Every line that contains the word "anything" should be copied out.

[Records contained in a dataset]
** Begin **

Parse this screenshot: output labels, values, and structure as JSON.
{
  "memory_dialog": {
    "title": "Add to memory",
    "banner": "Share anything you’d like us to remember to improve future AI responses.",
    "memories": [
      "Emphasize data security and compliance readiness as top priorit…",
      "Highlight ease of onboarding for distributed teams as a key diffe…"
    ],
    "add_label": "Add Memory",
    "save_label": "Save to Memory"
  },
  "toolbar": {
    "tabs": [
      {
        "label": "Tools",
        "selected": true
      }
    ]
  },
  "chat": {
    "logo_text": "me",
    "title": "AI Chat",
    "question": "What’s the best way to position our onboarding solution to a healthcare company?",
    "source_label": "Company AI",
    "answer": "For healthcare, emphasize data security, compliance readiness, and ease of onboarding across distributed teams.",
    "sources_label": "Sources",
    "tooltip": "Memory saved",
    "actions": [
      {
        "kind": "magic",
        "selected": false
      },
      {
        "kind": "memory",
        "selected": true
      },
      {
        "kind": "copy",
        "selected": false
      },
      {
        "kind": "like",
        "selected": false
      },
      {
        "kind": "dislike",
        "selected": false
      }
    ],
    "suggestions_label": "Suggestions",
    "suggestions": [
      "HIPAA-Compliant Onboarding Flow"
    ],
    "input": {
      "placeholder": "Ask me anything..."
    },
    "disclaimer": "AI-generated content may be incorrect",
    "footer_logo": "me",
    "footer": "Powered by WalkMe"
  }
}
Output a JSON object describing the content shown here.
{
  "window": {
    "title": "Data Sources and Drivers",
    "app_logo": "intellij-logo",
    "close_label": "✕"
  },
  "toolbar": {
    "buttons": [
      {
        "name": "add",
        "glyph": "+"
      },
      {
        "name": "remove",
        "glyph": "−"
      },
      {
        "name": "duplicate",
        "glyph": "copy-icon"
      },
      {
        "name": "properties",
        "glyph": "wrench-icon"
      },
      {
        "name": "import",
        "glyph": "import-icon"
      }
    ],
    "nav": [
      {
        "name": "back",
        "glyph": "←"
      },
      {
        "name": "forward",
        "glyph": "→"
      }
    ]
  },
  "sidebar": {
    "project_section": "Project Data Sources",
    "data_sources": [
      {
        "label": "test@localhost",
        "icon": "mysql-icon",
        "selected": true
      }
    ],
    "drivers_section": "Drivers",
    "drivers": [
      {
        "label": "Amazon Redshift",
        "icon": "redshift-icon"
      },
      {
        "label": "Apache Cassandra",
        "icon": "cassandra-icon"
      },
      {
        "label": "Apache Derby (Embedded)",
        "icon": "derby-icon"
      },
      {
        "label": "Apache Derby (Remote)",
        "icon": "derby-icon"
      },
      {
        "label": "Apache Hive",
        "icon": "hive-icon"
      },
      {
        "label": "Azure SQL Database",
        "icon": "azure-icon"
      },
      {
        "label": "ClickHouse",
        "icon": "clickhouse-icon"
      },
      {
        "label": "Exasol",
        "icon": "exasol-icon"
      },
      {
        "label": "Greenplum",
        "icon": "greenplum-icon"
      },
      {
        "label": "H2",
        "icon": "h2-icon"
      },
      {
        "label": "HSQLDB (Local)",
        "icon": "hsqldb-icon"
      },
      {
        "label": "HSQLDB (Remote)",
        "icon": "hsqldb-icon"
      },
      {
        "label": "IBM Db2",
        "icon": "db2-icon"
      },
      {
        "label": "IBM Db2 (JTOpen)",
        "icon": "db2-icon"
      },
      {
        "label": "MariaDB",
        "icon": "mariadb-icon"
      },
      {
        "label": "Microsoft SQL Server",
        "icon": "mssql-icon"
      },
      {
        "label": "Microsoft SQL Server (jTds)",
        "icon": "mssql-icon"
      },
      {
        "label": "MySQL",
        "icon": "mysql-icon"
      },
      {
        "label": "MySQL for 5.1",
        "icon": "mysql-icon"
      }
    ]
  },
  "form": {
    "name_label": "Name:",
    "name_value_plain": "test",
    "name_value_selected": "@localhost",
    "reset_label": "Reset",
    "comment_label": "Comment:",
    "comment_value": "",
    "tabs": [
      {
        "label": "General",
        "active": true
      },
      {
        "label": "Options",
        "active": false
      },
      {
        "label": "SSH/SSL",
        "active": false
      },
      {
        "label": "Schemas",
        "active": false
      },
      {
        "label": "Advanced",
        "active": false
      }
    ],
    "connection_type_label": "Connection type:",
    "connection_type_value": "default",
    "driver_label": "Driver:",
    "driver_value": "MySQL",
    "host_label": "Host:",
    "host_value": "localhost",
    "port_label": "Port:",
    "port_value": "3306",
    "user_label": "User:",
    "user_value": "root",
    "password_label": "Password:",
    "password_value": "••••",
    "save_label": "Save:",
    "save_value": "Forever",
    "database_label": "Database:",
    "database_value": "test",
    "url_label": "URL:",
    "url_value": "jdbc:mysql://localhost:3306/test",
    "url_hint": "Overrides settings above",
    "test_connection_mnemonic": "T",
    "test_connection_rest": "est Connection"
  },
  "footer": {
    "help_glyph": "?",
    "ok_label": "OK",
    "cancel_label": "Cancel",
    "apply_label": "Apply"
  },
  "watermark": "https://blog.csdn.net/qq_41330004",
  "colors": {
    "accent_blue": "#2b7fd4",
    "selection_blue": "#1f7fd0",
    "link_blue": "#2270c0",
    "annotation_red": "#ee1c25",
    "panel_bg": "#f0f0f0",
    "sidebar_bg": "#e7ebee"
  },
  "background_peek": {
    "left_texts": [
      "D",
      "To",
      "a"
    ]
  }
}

** End **

Written answer =>
    "banner": "Share anything you’d like us to remember to improve future AI responses.",
      "placeholder": "Ask me anything..."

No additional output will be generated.